_Material for the task_:
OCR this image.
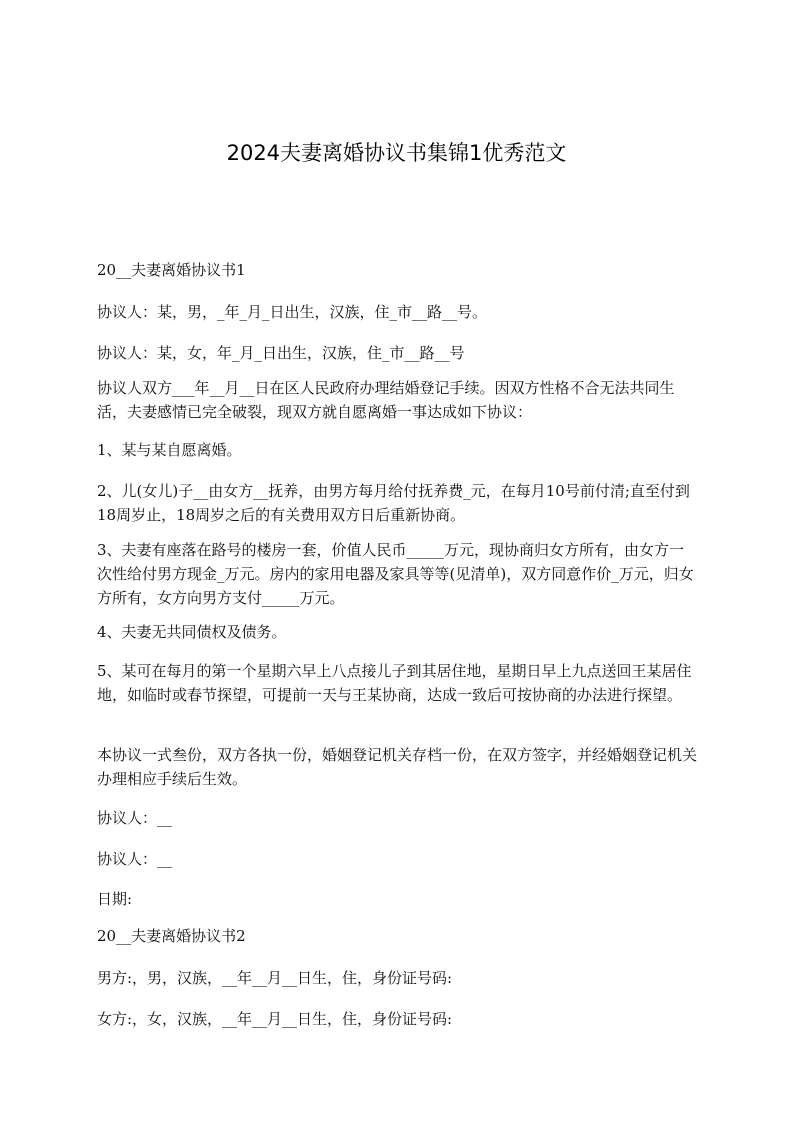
2024夫妻离婚协议书集锦1优秀范文

20__夫妻离婚协议书1

协议人：某，男，_年_月_日出生，汉族，住_市__路__号。

协议人：某，女，年_月_日出生，汉族，住_市__路__号

协议人双方___年__月__日在区人民政府办理结婚登记手续。因双方性格不合无法共同生活，夫妻感情已完全破裂，现双方就自愿离婚一事达成如下协议：

1、某与某自愿离婚。

2、儿(女儿)子__由女方__抚养，由男方每月给付抚养费_元，在每月10号前付清;直至付到18周岁止，18周岁之后的有关费用双方日后重新协商。

3、夫妻有座落在路号的楼房一套，价值人民币_____万元，现协商归女方所有，由女方一次性给付男方现金_万元。房内的家用电器及家具等等(见清单)，双方同意作价_万元，归女方所有，女方向男方支付_____万元。

4、夫妻无共同债权及债务。

5、某可在每月的第一个星期六早上八点接儿子到其居住地，星期日早上九点送回王某居住地，如临时或春节探望，可提前一天与王某协商，达成一致后可按协商的办法进行探望。

本协议一式叁份，双方各执一份，婚姻登记机关存档一份，在双方签字，并经婚姻登记机关办理相应手续后生效。

协议人：__

协议人：__

日期:

20__夫妻离婚协议书2

男方:，男，汉族，__年__月__日生，住，身份证号码:

女方:，女，汉族，__年__月__日生，住，身份证号码:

_Task objective_:
Restate each line of the records exactly; pictures do not belong in the copy.

_Exercise output_:
OCR this image.
2024夫妻离婚协议书集锦1优秀范文

20__夫妻离婚协议书1

协议人：某，男，_年_月_日出生，汉族，住_市__路__号。

协议人：某，女，年_月_日出生，汉族，住_市__路__号

协议人双方___年__月__日在区人民政府办理结婚登记手续。因双方性格不合无法共同生活，夫妻感情已完全破裂，现双方就自愿离婚一事达成如下协议：

1、某与某自愿离婚。

2、儿(女儿)子__由女方__抚养，由男方每月给付抚养费_元，在每月10号前付清;直至付到18周岁止，18周岁之后的有关费用双方日后重新协商。

3、夫妻有座落在路号的楼房一套，价值人民币_____万元，现协商归女方所有，由女方一次性给付男方现金_万元。房内的家用电器及家具等等(见清单)，双方同意作价_万元，归女方所有，女方向男方支付_____万元。

4、夫妻无共同债权及债务。

5、某可在每月的第一个星期六早上八点接儿子到其居住地，星期日早上九点送回王某居住地，如临时或春节探望，可提前一天与王某协商，达成一致后可按协商的办法进行探望。

本协议一式叁份，双方各执一份，婚姻登记机关存档一份，在双方签字，并经婚姻登记机关办理相应手续后生效。

协议人：__

协议人：__

日期:

20__夫妻离婚协议书2

男方:，男，汉族，__年__月__日生，住，身份证号码:

女方:，女，汉族，__年__月__日生，住，身份证号码:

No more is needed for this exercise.